• What you should do
Switch "y2-tick-label" to "secondary-tick-label" in the rows from the first one through the row containing "bar-2017-09-27 xyxy=(462,204,479,277)", leaving everything else unchanged.

(Items listed in a dataset)
+++
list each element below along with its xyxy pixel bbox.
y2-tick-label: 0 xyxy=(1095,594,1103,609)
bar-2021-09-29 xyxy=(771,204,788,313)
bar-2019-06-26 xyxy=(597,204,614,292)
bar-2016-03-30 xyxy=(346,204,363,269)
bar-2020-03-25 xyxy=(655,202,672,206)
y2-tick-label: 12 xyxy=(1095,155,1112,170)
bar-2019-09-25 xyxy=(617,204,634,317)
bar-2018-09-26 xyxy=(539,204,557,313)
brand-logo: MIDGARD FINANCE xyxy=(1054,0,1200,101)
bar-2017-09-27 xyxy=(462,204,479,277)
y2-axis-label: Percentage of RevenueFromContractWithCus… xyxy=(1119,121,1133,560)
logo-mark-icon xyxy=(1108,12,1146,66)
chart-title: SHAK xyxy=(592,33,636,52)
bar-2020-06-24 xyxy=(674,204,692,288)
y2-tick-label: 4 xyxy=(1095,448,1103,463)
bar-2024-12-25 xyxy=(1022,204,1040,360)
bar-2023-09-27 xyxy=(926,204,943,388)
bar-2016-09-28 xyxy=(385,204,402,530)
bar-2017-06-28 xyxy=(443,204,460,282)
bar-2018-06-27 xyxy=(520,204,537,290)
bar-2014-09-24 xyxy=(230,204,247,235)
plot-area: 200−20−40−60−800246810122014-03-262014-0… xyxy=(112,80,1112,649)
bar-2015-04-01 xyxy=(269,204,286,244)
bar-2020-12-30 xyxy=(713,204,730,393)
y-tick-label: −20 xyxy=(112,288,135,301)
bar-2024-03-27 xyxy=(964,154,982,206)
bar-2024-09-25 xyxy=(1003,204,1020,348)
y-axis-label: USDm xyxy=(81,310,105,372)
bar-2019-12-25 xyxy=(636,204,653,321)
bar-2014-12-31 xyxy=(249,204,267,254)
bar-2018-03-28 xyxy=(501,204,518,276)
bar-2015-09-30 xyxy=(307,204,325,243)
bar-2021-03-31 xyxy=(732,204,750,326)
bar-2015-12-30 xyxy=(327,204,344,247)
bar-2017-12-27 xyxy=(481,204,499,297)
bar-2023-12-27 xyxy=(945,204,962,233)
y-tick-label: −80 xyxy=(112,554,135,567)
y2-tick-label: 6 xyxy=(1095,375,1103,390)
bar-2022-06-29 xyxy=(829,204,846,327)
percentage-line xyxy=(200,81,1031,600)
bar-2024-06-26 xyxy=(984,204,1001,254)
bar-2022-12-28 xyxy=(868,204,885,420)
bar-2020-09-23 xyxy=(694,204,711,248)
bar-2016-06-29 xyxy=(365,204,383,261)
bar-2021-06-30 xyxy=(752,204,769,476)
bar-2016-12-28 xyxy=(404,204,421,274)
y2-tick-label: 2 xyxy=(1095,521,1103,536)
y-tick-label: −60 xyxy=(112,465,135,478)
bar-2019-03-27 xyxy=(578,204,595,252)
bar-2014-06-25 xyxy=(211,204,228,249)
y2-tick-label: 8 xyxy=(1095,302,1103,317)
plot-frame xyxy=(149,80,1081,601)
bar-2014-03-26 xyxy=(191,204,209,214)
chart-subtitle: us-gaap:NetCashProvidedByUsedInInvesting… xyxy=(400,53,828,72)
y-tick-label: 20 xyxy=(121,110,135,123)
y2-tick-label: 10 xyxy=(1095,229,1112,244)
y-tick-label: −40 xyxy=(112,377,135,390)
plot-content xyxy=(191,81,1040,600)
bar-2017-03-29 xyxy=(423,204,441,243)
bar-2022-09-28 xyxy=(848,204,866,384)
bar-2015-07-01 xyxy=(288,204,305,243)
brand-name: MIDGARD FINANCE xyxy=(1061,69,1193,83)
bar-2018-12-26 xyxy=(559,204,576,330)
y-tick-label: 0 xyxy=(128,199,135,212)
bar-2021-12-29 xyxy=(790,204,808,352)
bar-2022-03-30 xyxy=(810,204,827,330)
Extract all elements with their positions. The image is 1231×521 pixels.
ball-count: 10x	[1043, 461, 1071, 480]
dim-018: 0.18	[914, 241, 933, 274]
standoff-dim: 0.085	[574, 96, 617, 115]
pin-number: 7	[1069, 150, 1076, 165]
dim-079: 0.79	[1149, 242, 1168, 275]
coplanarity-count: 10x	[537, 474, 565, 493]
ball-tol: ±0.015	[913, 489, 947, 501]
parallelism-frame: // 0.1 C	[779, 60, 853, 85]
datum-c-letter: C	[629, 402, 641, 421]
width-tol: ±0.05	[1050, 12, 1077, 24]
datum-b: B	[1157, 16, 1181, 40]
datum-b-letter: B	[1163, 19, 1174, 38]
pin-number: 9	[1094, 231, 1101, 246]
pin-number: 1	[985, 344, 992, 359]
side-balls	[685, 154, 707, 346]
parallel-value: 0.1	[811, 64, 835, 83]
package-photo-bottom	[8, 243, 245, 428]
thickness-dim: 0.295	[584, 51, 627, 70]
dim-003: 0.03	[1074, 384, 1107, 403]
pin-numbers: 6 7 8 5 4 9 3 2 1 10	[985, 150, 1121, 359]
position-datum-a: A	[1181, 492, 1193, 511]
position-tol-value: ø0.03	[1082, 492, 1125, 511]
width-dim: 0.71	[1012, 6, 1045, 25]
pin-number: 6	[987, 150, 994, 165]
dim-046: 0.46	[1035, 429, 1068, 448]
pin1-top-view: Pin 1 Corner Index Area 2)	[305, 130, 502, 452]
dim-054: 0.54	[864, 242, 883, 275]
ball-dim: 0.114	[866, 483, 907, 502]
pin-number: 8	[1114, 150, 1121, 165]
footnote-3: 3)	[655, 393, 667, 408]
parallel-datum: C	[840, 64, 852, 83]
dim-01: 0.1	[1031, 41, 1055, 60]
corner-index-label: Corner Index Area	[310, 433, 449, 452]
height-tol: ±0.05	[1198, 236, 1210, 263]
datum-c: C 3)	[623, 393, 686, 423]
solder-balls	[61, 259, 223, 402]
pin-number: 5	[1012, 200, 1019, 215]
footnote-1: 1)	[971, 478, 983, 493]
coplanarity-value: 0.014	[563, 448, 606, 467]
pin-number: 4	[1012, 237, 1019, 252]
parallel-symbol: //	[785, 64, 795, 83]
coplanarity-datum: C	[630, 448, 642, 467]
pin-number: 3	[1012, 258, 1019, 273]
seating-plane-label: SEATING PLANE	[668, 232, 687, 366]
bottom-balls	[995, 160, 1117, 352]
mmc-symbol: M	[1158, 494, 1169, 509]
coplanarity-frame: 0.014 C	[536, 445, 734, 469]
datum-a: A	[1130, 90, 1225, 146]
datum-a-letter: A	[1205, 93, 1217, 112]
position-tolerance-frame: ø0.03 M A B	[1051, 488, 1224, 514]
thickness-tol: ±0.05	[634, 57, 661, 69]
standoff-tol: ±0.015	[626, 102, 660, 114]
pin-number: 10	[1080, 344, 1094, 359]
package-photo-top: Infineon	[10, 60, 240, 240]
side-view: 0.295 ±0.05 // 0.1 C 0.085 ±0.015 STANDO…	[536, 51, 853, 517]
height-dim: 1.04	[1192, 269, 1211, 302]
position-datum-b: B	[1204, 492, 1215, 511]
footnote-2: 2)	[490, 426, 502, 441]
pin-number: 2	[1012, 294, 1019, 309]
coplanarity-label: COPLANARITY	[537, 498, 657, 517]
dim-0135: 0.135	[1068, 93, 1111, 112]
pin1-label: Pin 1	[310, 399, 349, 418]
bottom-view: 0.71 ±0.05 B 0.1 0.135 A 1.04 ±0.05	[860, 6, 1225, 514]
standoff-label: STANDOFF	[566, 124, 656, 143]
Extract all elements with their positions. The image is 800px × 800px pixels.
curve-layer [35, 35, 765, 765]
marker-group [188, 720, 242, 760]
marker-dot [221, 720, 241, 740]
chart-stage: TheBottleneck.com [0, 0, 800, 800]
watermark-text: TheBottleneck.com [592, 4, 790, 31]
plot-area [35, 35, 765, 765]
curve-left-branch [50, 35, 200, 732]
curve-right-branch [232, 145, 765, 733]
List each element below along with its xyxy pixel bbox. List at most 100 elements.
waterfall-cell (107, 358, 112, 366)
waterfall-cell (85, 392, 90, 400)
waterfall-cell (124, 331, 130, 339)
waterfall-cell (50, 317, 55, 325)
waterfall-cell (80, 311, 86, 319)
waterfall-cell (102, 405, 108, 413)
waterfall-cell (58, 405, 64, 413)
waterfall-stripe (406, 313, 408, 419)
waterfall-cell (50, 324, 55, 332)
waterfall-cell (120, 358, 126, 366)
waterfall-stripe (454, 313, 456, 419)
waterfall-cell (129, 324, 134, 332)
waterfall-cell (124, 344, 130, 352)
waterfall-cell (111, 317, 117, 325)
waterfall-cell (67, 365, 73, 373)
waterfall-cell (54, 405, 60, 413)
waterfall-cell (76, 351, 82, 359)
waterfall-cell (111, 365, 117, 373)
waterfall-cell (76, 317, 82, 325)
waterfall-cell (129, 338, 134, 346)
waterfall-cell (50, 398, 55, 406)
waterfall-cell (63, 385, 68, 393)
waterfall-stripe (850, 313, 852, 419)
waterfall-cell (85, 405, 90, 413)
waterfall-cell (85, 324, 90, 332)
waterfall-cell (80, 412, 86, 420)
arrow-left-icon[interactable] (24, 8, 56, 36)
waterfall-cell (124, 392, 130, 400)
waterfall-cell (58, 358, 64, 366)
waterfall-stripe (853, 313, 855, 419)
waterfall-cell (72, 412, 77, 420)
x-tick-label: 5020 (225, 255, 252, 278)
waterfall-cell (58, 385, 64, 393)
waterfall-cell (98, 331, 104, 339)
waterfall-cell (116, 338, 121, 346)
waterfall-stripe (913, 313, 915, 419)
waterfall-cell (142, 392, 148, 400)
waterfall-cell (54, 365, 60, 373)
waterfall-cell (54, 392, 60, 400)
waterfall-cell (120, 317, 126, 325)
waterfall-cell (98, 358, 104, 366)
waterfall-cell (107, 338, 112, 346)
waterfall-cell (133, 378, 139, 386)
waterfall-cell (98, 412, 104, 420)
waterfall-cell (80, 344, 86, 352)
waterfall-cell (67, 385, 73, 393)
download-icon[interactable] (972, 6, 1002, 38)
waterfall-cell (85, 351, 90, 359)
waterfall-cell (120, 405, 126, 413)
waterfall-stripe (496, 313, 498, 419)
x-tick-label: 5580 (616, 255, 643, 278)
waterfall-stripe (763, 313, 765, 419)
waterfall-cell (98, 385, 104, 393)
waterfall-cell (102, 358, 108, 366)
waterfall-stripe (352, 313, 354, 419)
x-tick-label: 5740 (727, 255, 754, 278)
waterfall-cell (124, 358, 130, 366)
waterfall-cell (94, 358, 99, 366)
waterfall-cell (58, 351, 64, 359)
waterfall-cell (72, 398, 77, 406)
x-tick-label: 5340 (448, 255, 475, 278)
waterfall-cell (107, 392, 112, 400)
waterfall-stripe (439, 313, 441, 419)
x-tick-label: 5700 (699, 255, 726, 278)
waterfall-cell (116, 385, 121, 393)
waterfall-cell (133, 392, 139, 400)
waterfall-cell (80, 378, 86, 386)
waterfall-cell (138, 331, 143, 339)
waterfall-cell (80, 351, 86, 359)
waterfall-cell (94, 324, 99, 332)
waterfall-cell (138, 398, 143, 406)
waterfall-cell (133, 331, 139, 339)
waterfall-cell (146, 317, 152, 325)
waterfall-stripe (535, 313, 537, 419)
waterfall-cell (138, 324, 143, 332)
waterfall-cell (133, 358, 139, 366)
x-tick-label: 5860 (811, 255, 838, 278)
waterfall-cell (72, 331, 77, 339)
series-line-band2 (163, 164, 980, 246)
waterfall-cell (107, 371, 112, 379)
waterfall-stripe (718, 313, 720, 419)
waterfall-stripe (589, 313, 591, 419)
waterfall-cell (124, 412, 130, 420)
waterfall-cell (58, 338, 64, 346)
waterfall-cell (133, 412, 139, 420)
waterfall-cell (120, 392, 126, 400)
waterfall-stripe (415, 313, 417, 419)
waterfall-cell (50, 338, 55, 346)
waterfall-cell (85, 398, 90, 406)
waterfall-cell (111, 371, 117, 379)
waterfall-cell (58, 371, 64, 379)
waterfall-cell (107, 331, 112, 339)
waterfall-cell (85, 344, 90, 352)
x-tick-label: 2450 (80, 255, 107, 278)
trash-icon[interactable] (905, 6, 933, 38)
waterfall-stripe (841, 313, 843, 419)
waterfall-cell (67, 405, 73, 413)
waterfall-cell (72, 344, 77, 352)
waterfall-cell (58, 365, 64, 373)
+++
• Task answer
list each element below along with its xyxy pixel bbox.
secondary-tick-label: 0 xyxy=(1095,594,1103,609)
bar-2021-09-29 xyxy=(771,204,788,313)
bar-2019-06-26 xyxy=(597,204,614,292)
bar-2016-03-30 xyxy=(346,204,363,269)
bar-2020-03-25 xyxy=(655,202,672,206)
secondary-tick-label: 12 xyxy=(1095,155,1112,170)
bar-2019-09-25 xyxy=(617,204,634,317)
bar-2018-09-26 xyxy=(539,204,557,313)
brand-logo: MIDGARD FINANCE xyxy=(1054,0,1200,101)
bar-2017-09-27 xyxy=(462,204,479,277)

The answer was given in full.